**WRITTEN PROBLEM:** With the images removed, repeat the data below exactly.

**MATERIAL:**
********************

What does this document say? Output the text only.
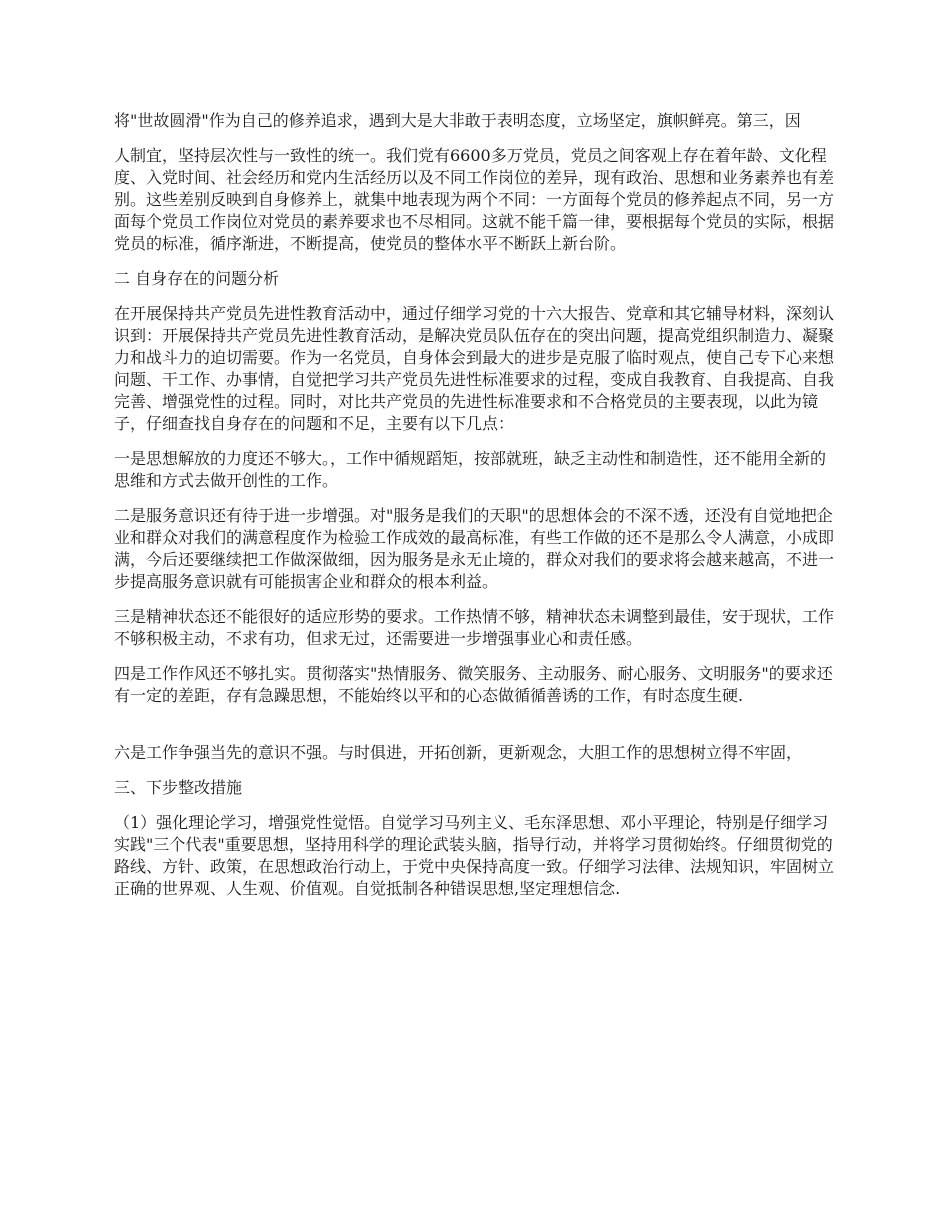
将"世故圆滑"作为自己的修养追求，遇到大是大非敢于表明态度，立场坚定，旗帜鲜亮。第三，因

人制宜，坚持层次性与一致性的统一。我们党有6600多万党员，党员之间客观上存在着年龄、文化程度、入党时间、社会经历和党内生活经历以及不同工作岗位的差异，现有政治、思想和业务素养也有差别。这些差别反映到自身修养上，就集中地表现为两个不同：一方面每个党员的修养起点不同，另一方面每个党员工作岗位对党员的素养要求也不尽相同。这就不能千篇一律，要根据每个党员的实际，根据党员的标准，循序渐进，不断提高，使党员的整体水平不断跃上新台阶。

二 自身存在的问题分析

在开展保持共产党员先进性教育活动中，通过仔细学习党的十六大报告、党章和其它辅导材料，深刻认识到：开展保持共产党员先进性教育活动，是解决党员队伍存在的突出问题，提高党组织制造力、凝聚力和战斗力的迫切需要。作为一名党员，自身体会到最大的进步是克服了临时观点，使自己专下心来想问题、干工作、办事情，自觉把学习共产党员先进性标准要求的过程，变成自我教育、自我提高、自我完善、增强党性的过程。同时，对比共产党员的先进性标准要求和不合格党员的主要表现，以此为镜子，仔细查找自身存在的问题和不足，主要有以下几点：

一是思想解放的力度还不够大。，工作中循规蹈矩，按部就班，缺乏主动性和制造性，还不能用全新的思维和方式去做开创性的工作。

二是服务意识还有待于进一步增强。对"服务是我们的天职"的思想体会的不深不透，还没有自觉地把企业和群众对我们的满意程度作为检验工作成效的最高标准，有些工作做的还不是那么令人满意，小成即满，今后还要继续把工作做深做细，因为服务是永无止境的，群众对我们的要求将会越来越高，不进一步提高服务意识就有可能损害企业和群众的根本利益。

三是精神状态还不能很好的适应形势的要求。工作热情不够，精神状态未调整到最佳，安于现状，工作不够积极主动，不求有功，但求无过，还需要进一步增强事业心和责任感。

四是工作作风还不够扎实。贯彻落实"热情服务、微笑服务、主动服务、耐心服务、文明服务"的要求还有一定的差距，存有急躁思想，不能始终以平和的心态做循循善诱的工作，有时态度生硬.

六是工作争强当先的意识不强。与时俱进，开拓创新，更新观念，大胆工作的思想树立得不牢固，

三、下步整改措施

（1）强化理论学习，增强党性觉悟。自觉学习马列主义、毛东泽思想、邓小平理论，特别是仔细学习实践"三个代表"重要思想，坚持用科学的理论武装头脑，指导行动，并将学习贯彻始终。仔细贯彻党的路线、方针、政策，在思想政治行动上，于党中央保持高度一致。仔细学习法律、法规知识，牢固树立正确的世界观、人生观、价值观。自觉抵制各种错误思想,坚定理想信念.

********************

**FINISHED EXERCISE:**
What does this document say? Output the text only.
将"世故圆滑"作为自己的修养追求，遇到大是大非敢于表明态度，立场坚定，旗帜鲜亮。第三，因

人制宜，坚持层次性与一致性的统一。我们党有6600多万党员，党员之间客观上存在着年龄、文化程度、入党时间、社会经历和党内生活经历以及不同工作岗位的差异，现有政治、思想和业务素养也有差别。这些差别反映到自身修养上，就集中地表现为两个不同：一方面每个党员的修养起点不同，另一方面每个党员工作岗位对党员的素养要求也不尽相同。这就不能千篇一律，要根据每个党员的实际，根据党员的标准，循序渐进，不断提高，使党员的整体水平不断跃上新台阶。

二 自身存在的问题分析

在开展保持共产党员先进性教育活动中，通过仔细学习党的十六大报告、党章和其它辅导材料，深刻认识到：开展保持共产党员先进性教育活动，是解决党员队伍存在的突出问题，提高党组织制造力、凝聚力和战斗力的迫切需要。作为一名党员，自身体会到最大的进步是克服了临时观点，使自己专下心来想问题、干工作、办事情，自觉把学习共产党员先进性标准要求的过程，变成自我教育、自我提高、自我完善、增强党性的过程。同时，对比共产党员的先进性标准要求和不合格党员的主要表现，以此为镜子，仔细查找自身存在的问题和不足，主要有以下几点：

一是思想解放的力度还不够大。，工作中循规蹈矩，按部就班，缺乏主动性和制造性，还不能用全新的思维和方式去做开创性的工作。

二是服务意识还有待于进一步增强。对"服务是我们的天职"的思想体会的不深不透，还没有自觉地把企业和群众对我们的满意程度作为检验工作成效的最高标准，有些工作做的还不是那么令人满意，小成即满，今后还要继续把工作做深做细，因为服务是永无止境的，群众对我们的要求将会越来越高，不进一步提高服务意识就有可能损害企业和群众的根本利益。

三是精神状态还不能很好的适应形势的要求。工作热情不够，精神状态未调整到最佳，安于现状，工作不够积极主动，不求有功，但求无过，还需要进一步增强事业心和责任感。

四是工作作风还不够扎实。贯彻落实"热情服务、微笑服务、主动服务、耐心服务、文明服务"的要求还有一定的差距，存有急躁思想，不能始终以平和的心态做循循善诱的工作，有时态度生硬.

六是工作争强当先的意识不强。与时俱进，开拓创新，更新观念，大胆工作的思想树立得不牢固，

三、下步整改措施

（1）强化理论学习，增强党性觉悟。自觉学习马列主义、毛东泽思想、邓小平理论，特别是仔细学习实践"三个代表"重要思想，坚持用科学的理论武装头脑，指导行动，并将学习贯彻始终。仔细贯彻党的路线、方针、政策，在思想政治行动上，于党中央保持高度一致。仔细学习法律、法规知识，牢固树立正确的世界观、人生观、价值观。自觉抵制各种错误思想,坚定理想信念.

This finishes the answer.